## DESCRIPTION OF THE TASK
Reproduce the lines of the material exactly, excluding every image.

## RECORDS TO PROCESS
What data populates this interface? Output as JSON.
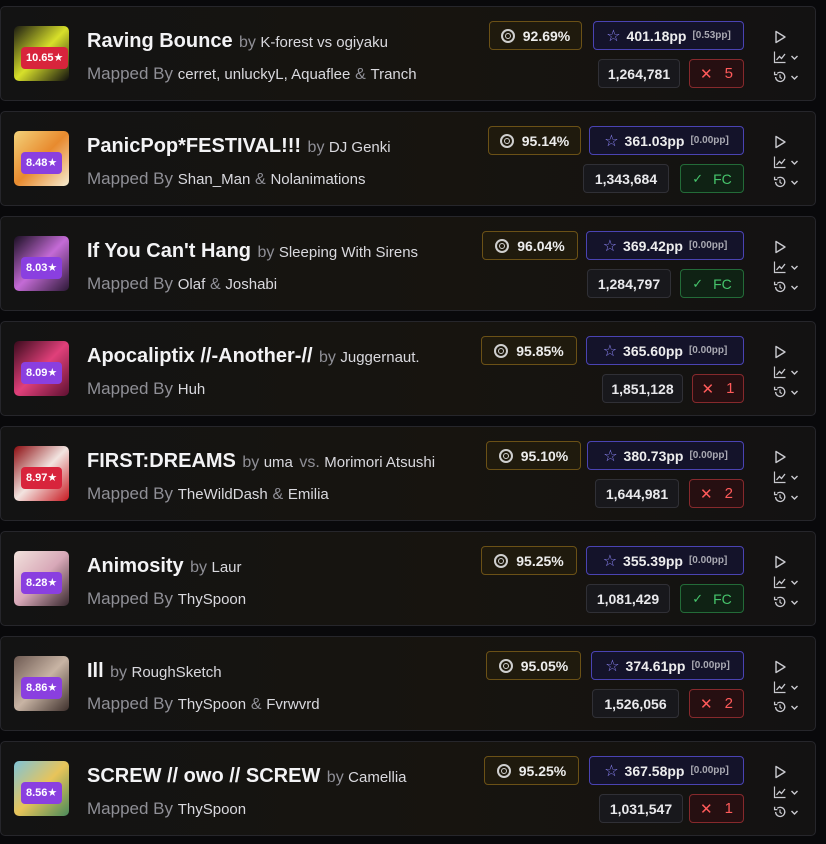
{
  "scores": [
    {
      "title": "Raving Bounce",
      "by": "by",
      "artist_parts": [
        "K-forest vs ogiyaku"
      ],
      "mapped_by": "Mapped By",
      "mappers": [
        "cerret, unluckyL, Aquaflee",
        "Tranch"
      ],
      "difficulty": "10.65★",
      "difficulty_color": "#d8243c",
      "accuracy": "92.69%",
      "pp": "401.18pp",
      "pp_gain": "[0.53pp]",
      "score": "1,264,781",
      "result": {
        "type": "miss",
        "value": "5"
      },
      "cover_colors": [
        "#1b1b12",
        "#d8e02a",
        "#0e0e0e"
      ]
    },
    {
      "title": "PanicPop*FESTIVAL!!!",
      "by": "by",
      "artist_parts": [
        "DJ Genki"
      ],
      "mapped_by": "Mapped By",
      "mappers": [
        "Shan_Man",
        "Nolanimations"
      ],
      "difficulty": "8.48★",
      "difficulty_color": "#8a3fe0",
      "accuracy": "95.14%",
      "pp": "361.03pp",
      "pp_gain": "[0.00pp]",
      "score": "1,343,684",
      "result": {
        "type": "fc",
        "value": "FC"
      },
      "cover_colors": [
        "#f3d27a",
        "#e88a2e",
        "#f6ecd0"
      ]
    },
    {
      "title": "If You Can't Hang",
      "by": "by",
      "artist_parts": [
        "Sleeping With Sirens"
      ],
      "mapped_by": "Mapped By",
      "mappers": [
        "Olaf",
        "Joshabi"
      ],
      "difficulty": "8.03★",
      "difficulty_color": "#8a3fe0",
      "accuracy": "96.04%",
      "pp": "369.42pp",
      "pp_gain": "[0.00pp]",
      "score": "1,284,797",
      "result": {
        "type": "fc",
        "value": "FC"
      },
      "cover_colors": [
        "#1a0f22",
        "#c46bd6",
        "#2c1836"
      ]
    },
    {
      "title": "Apocaliptix //-Another-//",
      "by": "by",
      "artist_parts": [
        "Juggernaut."
      ],
      "mapped_by": "Mapped By",
      "mappers": [
        "Huh"
      ],
      "difficulty": "8.09★",
      "difficulty_color": "#8a3fe0",
      "accuracy": "95.85%",
      "pp": "365.60pp",
      "pp_gain": "[0.00pp]",
      "score": "1,851,128",
      "result": {
        "type": "miss",
        "value": "1"
      },
      "cover_colors": [
        "#3a0a1c",
        "#e0407a",
        "#5e1030"
      ]
    },
    {
      "title": "FIRST:DREAMS",
      "by": "by",
      "artist_parts": [
        "uma",
        "vs.",
        "Morimori Atsushi"
      ],
      "mapped_by": "Mapped By",
      "mappers": [
        "TheWildDash",
        "Emilia"
      ],
      "difficulty": "8.97★",
      "difficulty_color": "#d8243c",
      "accuracy": "95.10%",
      "pp": "380.73pp",
      "pp_gain": "[0.00pp]",
      "score": "1,644,981",
      "result": {
        "type": "miss",
        "value": "2"
      },
      "cover_colors": [
        "#8c0c10",
        "#f2e4e0",
        "#c81820"
      ]
    },
    {
      "title": "Animosity",
      "by": "by",
      "artist_parts": [
        "Laur"
      ],
      "mapped_by": "Mapped By",
      "mappers": [
        "ThySpoon"
      ],
      "difficulty": "8.28★",
      "difficulty_color": "#8a3fe0",
      "accuracy": "95.25%",
      "pp": "355.39pp",
      "pp_gain": "[0.00pp]",
      "score": "1,081,429",
      "result": {
        "type": "fc",
        "value": "FC"
      },
      "cover_colors": [
        "#f2e2dc",
        "#d8a8b8",
        "#3a2a30"
      ]
    },
    {
      "title": "Ill",
      "by": "by",
      "artist_parts": [
        "RoughSketch"
      ],
      "mapped_by": "Mapped By",
      "mappers": [
        "ThySpoon",
        "Fvrwvrd"
      ],
      "difficulty": "8.86★",
      "difficulty_color": "#8a3fe0",
      "accuracy": "95.05%",
      "pp": "374.61pp",
      "pp_gain": "[0.00pp]",
      "score": "1,526,056",
      "result": {
        "type": "miss",
        "value": "2"
      },
      "cover_colors": [
        "#6e5a52",
        "#c8b4a4",
        "#3e302c"
      ]
    },
    {
      "title": "SCREW // owo // SCREW",
      "by": "by",
      "artist_parts": [
        "Camellia"
      ],
      "mapped_by": "Mapped By",
      "mappers": [
        "ThySpoon"
      ],
      "difficulty": "8.56★",
      "difficulty_color": "#8a3fe0",
      "accuracy": "95.25%",
      "pp": "367.58pp",
      "pp_gain": "[0.00pp]",
      "score": "1,031,547",
      "result": {
        "type": "miss",
        "value": "1"
      },
      "cover_colors": [
        "#7fc4d8",
        "#e8c45a",
        "#4a8a5a"
      ]
    }
  ],
  "separators": {
    "and": "&"
  },
  "icons": {
    "accuracy": "target-icon",
    "pp": "star-icon",
    "miss": "x-icon",
    "fc": "check-icon",
    "play": "play-icon",
    "graph": "chart-icon",
    "history": "history-icon",
    "expand": "chevron-down-icon"
  },
  "colors": {
    "pp_accent": "#8b84f5",
    "miss": "#ff5a5a",
    "fc": "#46c46b",
    "accuracy_border": "#6b5116"
  }
}
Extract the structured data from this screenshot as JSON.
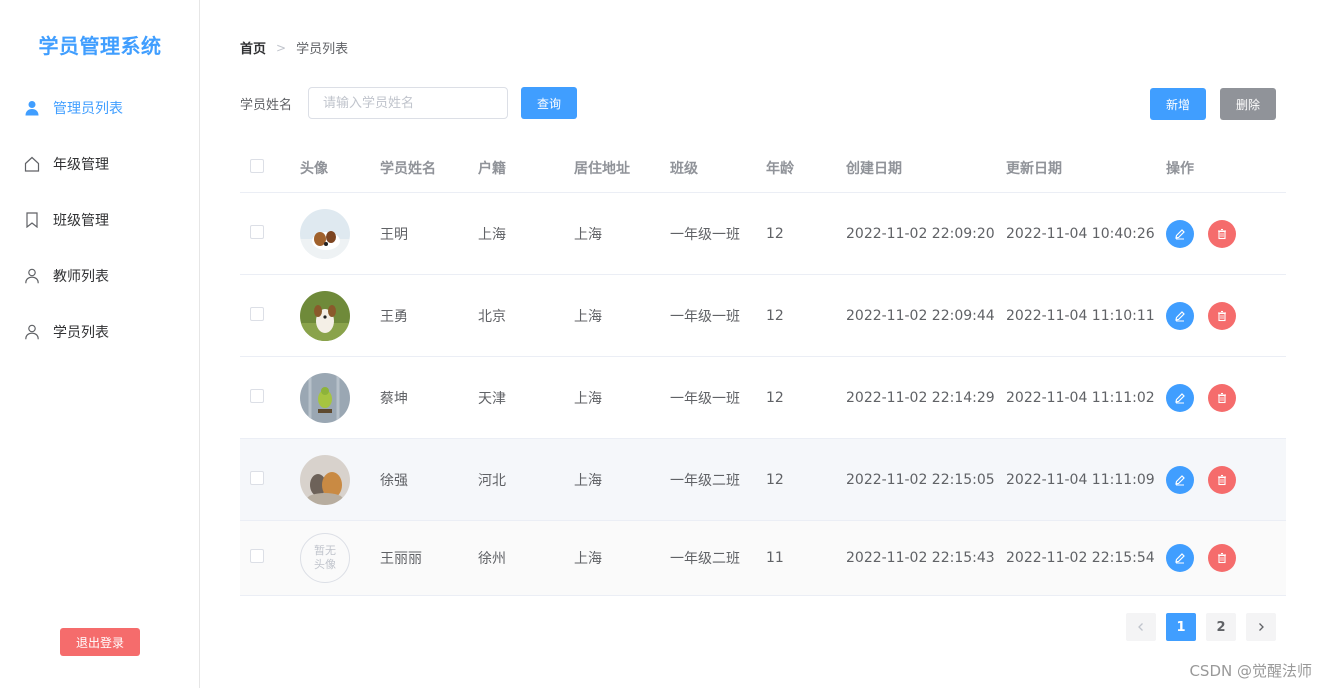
{
  "sidebar": {
    "title": "学员管理系统",
    "items": [
      {
        "label": "管理员列表",
        "icon": "user-icon",
        "active": true
      },
      {
        "label": "年级管理",
        "icon": "home-icon"
      },
      {
        "label": "班级管理",
        "icon": "bookmark-icon"
      },
      {
        "label": "教师列表",
        "icon": "user-outline-icon"
      },
      {
        "label": "学员列表",
        "icon": "user-outline-icon"
      }
    ],
    "logout_label": "退出登录"
  },
  "breadcrumb": {
    "home": "首页",
    "separator": ">",
    "current": "学员列表"
  },
  "search": {
    "label": "学员姓名",
    "placeholder": "请输入学员姓名",
    "value": "",
    "query_label": "查询"
  },
  "toolbar": {
    "add_label": "新增",
    "delete_label": "删除"
  },
  "table": {
    "headers": [
      "头像",
      "学员姓名",
      "户籍",
      "居住地址",
      "班级",
      "年龄",
      "创建日期",
      "更新日期",
      "操作"
    ],
    "rows": [
      {
        "avatar": "dog-photo",
        "name": "王明",
        "origin": "上海",
        "address": "上海",
        "class": "一年级一班",
        "age": "12",
        "created": "2022-11-02 22:09:20",
        "updated": "2022-11-04 10:40:26"
      },
      {
        "avatar": "puppy-photo",
        "name": "王勇",
        "origin": "北京",
        "address": "上海",
        "class": "一年级一班",
        "age": "12",
        "created": "2022-11-02 22:09:44",
        "updated": "2022-11-04 11:10:11"
      },
      {
        "avatar": "bird-photo",
        "name": "蔡坤",
        "origin": "天津",
        "address": "上海",
        "class": "一年级一班",
        "age": "12",
        "created": "2022-11-02 22:14:29",
        "updated": "2022-11-04 11:11:02"
      },
      {
        "avatar": "cat-dog-photo",
        "name": "徐强",
        "origin": "河北",
        "address": "上海",
        "class": "一年级二班",
        "age": "12",
        "created": "2022-11-02 22:15:05",
        "updated": "2022-11-04 11:11:09"
      },
      {
        "avatar": "no-avatar",
        "avatar_text": "暂无头像",
        "name": "王丽丽",
        "origin": "徐州",
        "address": "上海",
        "class": "一年级二班",
        "age": "11",
        "created": "2022-11-02 22:15:43",
        "updated": "2022-11-02 22:15:54"
      }
    ]
  },
  "pagination": {
    "pages": [
      "1",
      "2"
    ],
    "current": "1"
  },
  "watermark": "CSDN @觉醒法师",
  "colors": {
    "primary": "#409eff",
    "danger": "#f56c6c",
    "info": "#909399"
  }
}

## OUTPUT FOR THIS EXERCISE
What data populates this interface? Output as JSON.
{
  "scores": [
    {
      "title": "Raving Bounce",
      "by": "by",
      "artist_parts": [
        "K-forest vs ogiyaku"
      ],
      "mapped_by": "Mapped By",
      "mappers": [
        "cerret, unluckyL, Aquaflee",
        "Tranch"
      ],
      "difficulty": "10.65★",
      "difficulty_color": "#d8243c",
      "accuracy": "92.69%",
      "pp": "401.18pp",
      "pp_gain": "[0.53pp]",
      "score": "1,264,781",
      "result": {
        "type": "miss",
        "value": "5"
      },
      "cover_colors": [
        "#1b1b12",
        "#d8e02a",
        "#0e0e0e"
      ]
    },
    {
      "title": "PanicPop*FESTIVAL!!!",
      "by": "by",
      "artist_parts": [
        "DJ Genki"
      ],
      "mapped_by": "Mapped By",
      "mappers": [
        "Shan_Man",
        "Nolanimations"
      ],
      "difficulty": "8.48★",
      "difficulty_color": "#8a3fe0",
      "accuracy": "95.14%",
      "pp": "361.03pp",
      "pp_gain": "[0.00pp]",
      "score": "1,343,684",
      "result": {
        "type": "fc",
        "value": "FC"
      },
      "cover_colors": [
        "#f3d27a",
        "#e88a2e",
        "#f6ecd0"
      ]
    },
    {
      "title": "If You Can't Hang",
      "by": "by",
      "artist_parts": [
        "Sleeping With Sirens"
      ],
      "mapped_by": "Mapped By",
      "mappers": [
        "Olaf",
        "Joshabi"
      ],
      "difficulty": "8.03★",
      "difficulty_color": "#8a3fe0",
      "accuracy": "96.04%",
      "pp": "369.42pp",
      "pp_gain": "[0.00pp]",
      "score": "1,284,797",
      "result": {
        "type": "fc",
        "value": "FC"
      },
      "cover_colors": [
        "#1a0f22",
        "#c46bd6",
        "#2c1836"
      ]
    },
    {
      "title": "Apocaliptix //-Another-//",
      "by": "by",
      "artist_parts": [
        "Juggernaut."
      ],
      "mapped_by": "Mapped By",
      "mappers": [
        "Huh"
      ],
      "difficulty": "8.09★",
      "difficulty_color": "#8a3fe0",
      "accuracy": "95.85%",
      "pp": "365.60pp",
      "pp_gain": "[0.00pp]",
      "score": "1,851,128",
      "result": {
        "type": "miss",
        "value": "1"
      },
      "cover_colors": [
        "#3a0a1c",
        "#e0407a",
        "#5e1030"
      ]
    },
    {
      "title": "FIRST:DREAMS",
      "by": "by",
      "artist_parts": [
        "uma",
        "vs.",
        "Morimori Atsushi"
      ],
      "mapped_by": "Mapped By",
      "mappers": [
        "TheWildDash",
        "Emilia"
      ],
      "difficulty": "8.97★",
      "difficulty_color": "#d8243c",
      "accuracy": "95.10%",
      "pp": "380.73pp",
      "pp_gain": "[0.00pp]",
      "score": "1,644,981",
      "result": {
        "type": "miss",
        "value": "2"
      },
      "cover_colors": [
        "#8c0c10",
        "#f2e4e0",
        "#c81820"
      ]
    },
    {
      "title": "Animosity",
      "by": "by",
      "artist_parts": [
        "Laur"
      ],
      "mapped_by": "Mapped By",
      "mappers": [
        "ThySpoon"
      ],
      "difficulty": "8.28★",
      "difficulty_color": "#8a3fe0",
      "accuracy": "95.25%",
      "pp": "355.39pp",
      "pp_gain": "[0.00pp]",
      "score": "1,081,429",
      "result": {
        "type": "fc",
        "value": "FC"
      },
      "cover_colors": [
        "#f2e2dc",
        "#d8a8b8",
        "#3a2a30"
      ]
    },
    {
      "title": "Ill",
      "by": "by",
      "artist_parts": [
        "RoughSketch"
      ],
      "mapped_by": "Mapped By",
      "mappers": [
        "ThySpoon",
        "Fvrwvrd"
      ],
      "difficulty": "8.86★",
      "difficulty_color": "#8a3fe0",
      "accuracy": "95.05%",
      "pp": "374.61pp",
      "pp_gain": "[0.00pp]",
      "score": "1,526,056",
      "result": {
        "type": "miss",
        "value": "2"
      },
      "cover_colors": [
        "#6e5a52",
        "#c8b4a4",
        "#3e302c"
      ]
    },
    {
      "title": "SCREW // owo // SCREW",
      "by": "by",
      "artist_parts": [
        "Camellia"
      ],
      "mapped_by": "Mapped By",
      "mappers": [
        "ThySpoon"
      ],
      "difficulty": "8.56★",
      "difficulty_color": "#8a3fe0",
      "accuracy": "95.25%",
      "pp": "367.58pp",
      "pp_gain": "[0.00pp]",
      "score": "1,031,547",
      "result": {
        "type": "miss",
        "value": "1"
      },
      "cover_colors": [
        "#7fc4d8",
        "#e8c45a",
        "#4a8a5a"
      ]
    }
  ],
  "separators": {
    "and": "&"
  },
  "icons": {
    "accuracy": "target-icon",
    "pp": "star-icon",
    "miss": "x-icon",
    "fc": "check-icon",
    "play": "play-icon",
    "graph": "chart-icon",
    "history": "history-icon",
    "expand": "chevron-down-icon"
  },
  "colors": {
    "pp_accent": "#8b84f5",
    "miss": "#ff5a5a",
    "fc": "#46c46b",
    "accuracy_border": "#6b5116"
  }
}
Extract the structured data from this screenshot as JSON.
{
  "sidebar": {
    "title": "学员管理系统",
    "items": [
      {
        "label": "管理员列表",
        "icon": "user-icon",
        "active": true
      },
      {
        "label": "年级管理",
        "icon": "home-icon"
      },
      {
        "label": "班级管理",
        "icon": "bookmark-icon"
      },
      {
        "label": "教师列表",
        "icon": "user-outline-icon"
      },
      {
        "label": "学员列表",
        "icon": "user-outline-icon"
      }
    ],
    "logout_label": "退出登录"
  },
  "breadcrumb": {
    "home": "首页",
    "separator": ">",
    "current": "学员列表"
  },
  "search": {
    "label": "学员姓名",
    "placeholder": "请输入学员姓名",
    "value": "",
    "query_label": "查询"
  },
  "toolbar": {
    "add_label": "新增",
    "delete_label": "删除"
  },
  "table": {
    "headers": [
      "头像",
      "学员姓名",
      "户籍",
      "居住地址",
      "班级",
      "年龄",
      "创建日期",
      "更新日期",
      "操作"
    ],
    "rows": [
      {
        "avatar": "dog-photo",
        "name": "王明",
        "origin": "上海",
        "address": "上海",
        "class": "一年级一班",
        "age": "12",
        "created": "2022-11-02 22:09:20",
        "updated": "2022-11-04 10:40:26"
      },
      {
        "avatar": "puppy-photo",
        "name": "王勇",
        "origin": "北京",
        "address": "上海",
        "class": "一年级一班",
        "age": "12",
        "created": "2022-11-02 22:09:44",
        "updated": "2022-11-04 11:10:11"
      },
      {
        "avatar": "bird-photo",
        "name": "蔡坤",
        "origin": "天津",
        "address": "上海",
        "class": "一年级一班",
        "age": "12",
        "created": "2022-11-02 22:14:29",
        "updated": "2022-11-04 11:11:02"
      },
      {
        "avatar": "cat-dog-photo",
        "name": "徐强",
        "origin": "河北",
        "address": "上海",
        "class": "一年级二班",
        "age": "12",
        "created": "2022-11-02 22:15:05",
        "updated": "2022-11-04 11:11:09"
      },
      {
        "avatar": "no-avatar",
        "avatar_text": "暂无头像",
        "name": "王丽丽",
        "origin": "徐州",
        "address": "上海",
        "class": "一年级二班",
        "age": "11",
        "created": "2022-11-02 22:15:43",
        "updated": "2022-11-02 22:15:54"
      }
    ]
  },
  "pagination": {
    "pages": [
      "1",
      "2"
    ],
    "current": "1"
  },
  "watermark": "CSDN @觉醒法师",
  "colors": {
    "primary": "#409eff",
    "danger": "#f56c6c",
    "info": "#909399"
  }
}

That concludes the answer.